**Task to carry out**:
All of the data needs to come back exactly as written.

**Stored items from a collection**:
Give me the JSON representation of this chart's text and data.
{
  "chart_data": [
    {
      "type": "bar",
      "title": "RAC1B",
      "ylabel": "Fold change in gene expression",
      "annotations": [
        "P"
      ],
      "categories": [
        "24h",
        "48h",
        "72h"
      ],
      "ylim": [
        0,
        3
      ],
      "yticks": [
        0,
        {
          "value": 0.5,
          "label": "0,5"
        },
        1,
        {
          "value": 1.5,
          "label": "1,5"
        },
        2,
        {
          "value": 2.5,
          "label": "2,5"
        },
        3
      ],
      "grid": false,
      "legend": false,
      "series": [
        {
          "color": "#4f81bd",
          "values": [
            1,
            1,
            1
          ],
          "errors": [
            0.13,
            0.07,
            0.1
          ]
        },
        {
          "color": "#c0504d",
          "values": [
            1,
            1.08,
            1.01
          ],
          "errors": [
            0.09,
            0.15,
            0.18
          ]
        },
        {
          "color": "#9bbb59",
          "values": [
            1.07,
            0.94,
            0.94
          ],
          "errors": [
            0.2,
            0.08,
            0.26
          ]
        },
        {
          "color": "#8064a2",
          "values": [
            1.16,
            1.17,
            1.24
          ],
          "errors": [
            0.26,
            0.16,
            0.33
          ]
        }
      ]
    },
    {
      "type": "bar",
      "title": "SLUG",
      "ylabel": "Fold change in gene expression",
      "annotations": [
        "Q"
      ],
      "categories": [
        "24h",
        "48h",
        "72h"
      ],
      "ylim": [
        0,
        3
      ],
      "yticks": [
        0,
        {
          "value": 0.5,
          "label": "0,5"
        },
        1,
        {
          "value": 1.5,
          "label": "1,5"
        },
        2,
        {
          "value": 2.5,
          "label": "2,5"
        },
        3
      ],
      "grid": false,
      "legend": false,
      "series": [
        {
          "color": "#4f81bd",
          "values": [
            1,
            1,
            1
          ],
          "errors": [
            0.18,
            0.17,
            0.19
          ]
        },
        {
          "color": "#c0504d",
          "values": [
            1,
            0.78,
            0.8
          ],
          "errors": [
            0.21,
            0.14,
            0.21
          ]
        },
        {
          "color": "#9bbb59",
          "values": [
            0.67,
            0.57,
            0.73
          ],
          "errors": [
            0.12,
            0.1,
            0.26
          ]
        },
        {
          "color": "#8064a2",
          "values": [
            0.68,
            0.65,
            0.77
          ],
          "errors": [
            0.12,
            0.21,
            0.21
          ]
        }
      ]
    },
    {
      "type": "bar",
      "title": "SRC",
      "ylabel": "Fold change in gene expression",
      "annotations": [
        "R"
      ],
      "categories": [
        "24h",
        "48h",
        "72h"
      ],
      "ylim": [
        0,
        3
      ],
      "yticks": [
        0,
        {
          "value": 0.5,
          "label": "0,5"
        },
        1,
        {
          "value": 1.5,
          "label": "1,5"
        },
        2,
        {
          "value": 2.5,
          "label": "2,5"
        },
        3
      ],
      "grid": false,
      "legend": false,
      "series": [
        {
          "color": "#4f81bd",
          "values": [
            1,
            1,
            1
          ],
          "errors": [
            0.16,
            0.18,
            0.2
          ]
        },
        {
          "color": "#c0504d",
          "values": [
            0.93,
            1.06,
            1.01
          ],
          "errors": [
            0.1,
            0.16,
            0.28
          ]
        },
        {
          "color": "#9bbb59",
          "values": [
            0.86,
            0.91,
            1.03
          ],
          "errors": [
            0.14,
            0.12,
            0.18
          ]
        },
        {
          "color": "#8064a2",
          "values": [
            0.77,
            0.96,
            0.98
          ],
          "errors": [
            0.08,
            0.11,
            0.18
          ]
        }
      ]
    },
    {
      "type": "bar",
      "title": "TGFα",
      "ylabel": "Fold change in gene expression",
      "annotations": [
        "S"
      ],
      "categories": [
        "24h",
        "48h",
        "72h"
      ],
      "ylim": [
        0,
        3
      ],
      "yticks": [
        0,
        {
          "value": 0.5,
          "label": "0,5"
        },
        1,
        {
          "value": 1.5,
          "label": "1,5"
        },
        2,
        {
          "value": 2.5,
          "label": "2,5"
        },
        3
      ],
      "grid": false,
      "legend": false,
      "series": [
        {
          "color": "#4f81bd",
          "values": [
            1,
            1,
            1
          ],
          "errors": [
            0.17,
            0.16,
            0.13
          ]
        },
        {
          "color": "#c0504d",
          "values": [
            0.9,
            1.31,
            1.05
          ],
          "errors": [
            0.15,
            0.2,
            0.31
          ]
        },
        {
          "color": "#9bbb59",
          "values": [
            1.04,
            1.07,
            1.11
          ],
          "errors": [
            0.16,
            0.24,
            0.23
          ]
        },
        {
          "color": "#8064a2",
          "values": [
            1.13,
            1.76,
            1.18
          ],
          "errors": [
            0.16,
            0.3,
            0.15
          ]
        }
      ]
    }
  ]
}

**Exercise answer**:
Give me the JSON representation of this chart's text and data.
{
  "chart_data": [
    {
      "type": "bar",
      "title": "RAC1B",
      "ylabel": "Fold change in gene expression",
      "annotations": [
        "P"
      ],
      "categories": [
        "24h",
        "48h",
        "72h"
      ],
      "ylim": [
        0,
        3
      ],
      "yticks": [
        0,
        {
          "value": 0.5,
          "label": "0,5"
        },
        1,
        {
          "value": 1.5,
          "label": "1,5"
        },
        2,
        {
          "value": 2.5,
          "label": "2,5"
        },
        3
      ],
      "grid": false,
      "legend": false,
      "series": [
        {
          "color": "#4f81bd",
          "values": [
            1,
            1,
            1
          ],
          "errors": [
            0.13,
            0.07,
            0.1
          ]
        },
        {
          "color": "#c0504d",
          "values": [
            1,
            1.08,
            1.01
          ],
          "errors": [
            0.09,
            0.15,
            0.18
          ]
        },
        {
          "color": "#9bbb59",
          "values": [
            1.07,
            0.94,
            0.94
          ],
          "errors": [
            0.2,
            0.08,
            0.26
          ]
        },
        {
          "color": "#8064a2",
          "values": [
            1.16,
            1.17,
            1.24
          ],
          "errors": [
            0.26,
            0.16,
            0.33
          ]
        }
      ]
    },
    {
      "type": "bar",
      "title": "SLUG",
      "ylabel": "Fold change in gene expression",
      "annotations": [
        "Q"
      ],
      "categories": [
        "24h",
        "48h",
        "72h"
      ],
      "ylim": [
        0,
        3
      ],
      "yticks": [
        0,
        {
          "value": 0.5,
          "label": "0,5"
        },
        1,
        {
          "value": 1.5,
          "label": "1,5"
        },
        2,
        {
          "value": 2.5,
          "label": "2,5"
        },
        3
      ],
      "grid": false,
      "legend": false,
      "series": [
        {
          "color": "#4f81bd",
          "values": [
            1,
            1,
            1
          ],
          "errors": [
            0.18,
            0.17,
            0.19
          ]
        },
        {
          "color": "#c0504d",
          "values": [
            1,
            0.78,
            0.8
          ],
          "errors": [
            0.21,
            0.14,
            0.21
          ]
        },
        {
          "color": "#9bbb59",
          "values": [
            0.67,
            0.57,
            0.73
          ],
          "errors": [
            0.12,
            0.1,
            0.26
          ]
        },
        {
          "color": "#8064a2",
          "values": [
            0.68,
            0.65,
            0.77
          ],
          "errors": [
            0.12,
            0.21,
            0.21
          ]
        }
      ]
    },
    {
      "type": "bar",
      "title": "SRC",
      "ylabel": "Fold change in gene expression",
      "annotations": [
        "R"
      ],
      "categories": [
        "24h",
        "48h",
        "72h"
      ],
      "ylim": [
        0,
        3
      ],
      "yticks": [
        0,
        {
          "value": 0.5,
          "label": "0,5"
        },
        1,
        {
          "value": 1.5,
          "label": "1,5"
        },
        2,
        {
          "value": 2.5,
          "label": "2,5"
        },
        3
      ],
      "grid": false,
      "legend": false,
      "series": [
        {
          "color": "#4f81bd",
          "values": [
            1,
            1,
            1
          ],
          "errors": [
            0.16,
            0.18,
            0.2
          ]
        },
        {
          "color": "#c0504d",
          "values": [
            0.93,
            1.06,
            1.01
          ],
          "errors": [
            0.1,
            0.16,
            0.28
          ]
        },
        {
          "color": "#9bbb59",
          "values": [
            0.86,
            0.91,
            1.03
          ],
          "errors": [
            0.14,
            0.12,
            0.18
          ]
        },
        {
          "color": "#8064a2",
          "values": [
            0.77,
            0.96,
            0.98
          ],
          "errors": [
            0.08,
            0.11,
            0.18
          ]
        }
      ]
    },
    {
      "type": "bar",
      "title": "TGFα",
      "ylabel": "Fold change in gene expression",
      "annotations": [
        "S"
      ],
      "categories": [
        "24h",
        "48h",
        "72h"
      ],
      "ylim": [
        0,
        3
      ],
      "yticks": [
        0,
        {
          "value": 0.5,
          "label": "0,5"
        },
        1,
        {
          "value": 1.5,
          "label": "1,5"
        },
        2,
        {
          "value": 2.5,
          "label": "2,5"
        },
        3
      ],
      "grid": false,
      "legend": false,
      "series": [
        {
          "color": "#4f81bd",
          "values": [
            1,
            1,
            1
          ],
          "errors": [
            0.17,
            0.16,
            0.13
          ]
        },
        {
          "color": "#c0504d",
          "values": [
            0.9,
            1.31,
            1.05
          ],
          "errors": [
            0.15,
            0.2,
            0.31
          ]
        },
        {
          "color": "#9bbb59",
          "values": [
            1.04,
            1.07,
            1.11
          ],
          "errors": [
            0.16,
            0.24,
            0.23
          ]
        },
        {
          "color": "#8064a2",
          "values": [
            1.13,
            1.76,
            1.18
          ],
          "errors": [
            0.16,
            0.3,
            0.15
          ]
        }
      ]
    }
  ]
}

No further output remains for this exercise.